--- Begin DATASET RECORDS ---

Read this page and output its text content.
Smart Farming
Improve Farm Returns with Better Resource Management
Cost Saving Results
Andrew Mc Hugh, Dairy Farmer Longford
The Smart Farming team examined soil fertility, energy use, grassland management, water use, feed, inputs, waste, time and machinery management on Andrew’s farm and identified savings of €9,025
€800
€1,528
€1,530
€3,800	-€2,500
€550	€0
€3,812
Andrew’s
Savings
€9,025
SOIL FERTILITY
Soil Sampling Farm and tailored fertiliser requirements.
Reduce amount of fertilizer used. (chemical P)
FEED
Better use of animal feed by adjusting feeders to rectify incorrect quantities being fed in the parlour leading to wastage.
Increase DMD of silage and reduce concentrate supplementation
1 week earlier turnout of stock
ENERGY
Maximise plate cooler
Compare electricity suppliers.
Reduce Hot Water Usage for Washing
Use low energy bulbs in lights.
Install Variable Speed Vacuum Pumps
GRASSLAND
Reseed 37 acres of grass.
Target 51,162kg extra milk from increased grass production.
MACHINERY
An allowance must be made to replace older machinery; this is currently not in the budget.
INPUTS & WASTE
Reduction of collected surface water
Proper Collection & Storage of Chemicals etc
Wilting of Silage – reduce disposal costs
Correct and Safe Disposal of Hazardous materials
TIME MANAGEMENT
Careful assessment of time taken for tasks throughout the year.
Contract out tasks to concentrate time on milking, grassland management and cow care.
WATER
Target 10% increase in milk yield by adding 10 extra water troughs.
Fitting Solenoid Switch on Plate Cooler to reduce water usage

--- End DATASET RECORDS ---

• **EXERCISE PROMPT**:
All of the data needs to be printed once more, exactly.

• **FINISHED ANSWER**:
Read this page and output its text content.
Smart Farming
Improve Farm Returns with Better Resource Management
Cost Saving Results
Andrew Mc Hugh, Dairy Farmer Longford
The Smart Farming team examined soil fertility, energy use, grassland management, water use, feed, inputs, waste, time and machinery management on Andrew’s farm and identified savings of €9,025
€800
€1,528
€1,530
€3,800	-€2,500
€550	€0
€3,812
Andrew’s
Savings
€9,025
SOIL FERTILITY
Soil Sampling Farm and tailored fertiliser requirements.
Reduce amount of fertilizer used. (chemical P)
FEED
Better use of animal feed by adjusting feeders to rectify incorrect quantities being fed in the parlour leading to wastage.
Increase DMD of silage and reduce concentrate supplementation
1 week earlier turnout of stock
ENERGY
Maximise plate cooler
Compare electricity suppliers.
Reduce Hot Water Usage for Washing
Use low energy bulbs in lights.
Install Variable Speed Vacuum Pumps
GRASSLAND
Reseed 37 acres of grass.
Target 51,162kg extra milk from increased grass production.
MACHINERY
An allowance must be made to replace older machinery; this is currently not in the budget.
INPUTS & WASTE
Reduction of collected surface water
Proper Collection & Storage of Chemicals etc
Wilting of Silage – reduce disposal costs
Correct and Safe Disposal of Hazardous materials
TIME MANAGEMENT
Careful assessment of time taken for tasks throughout the year.
Contract out tasks to concentrate time on milking, grassland management and cow care.
WATER
Target 10% increase in milk yield by adding 10 extra water troughs.
Fitting Solenoid Switch on Plate Cooler to reduce water usage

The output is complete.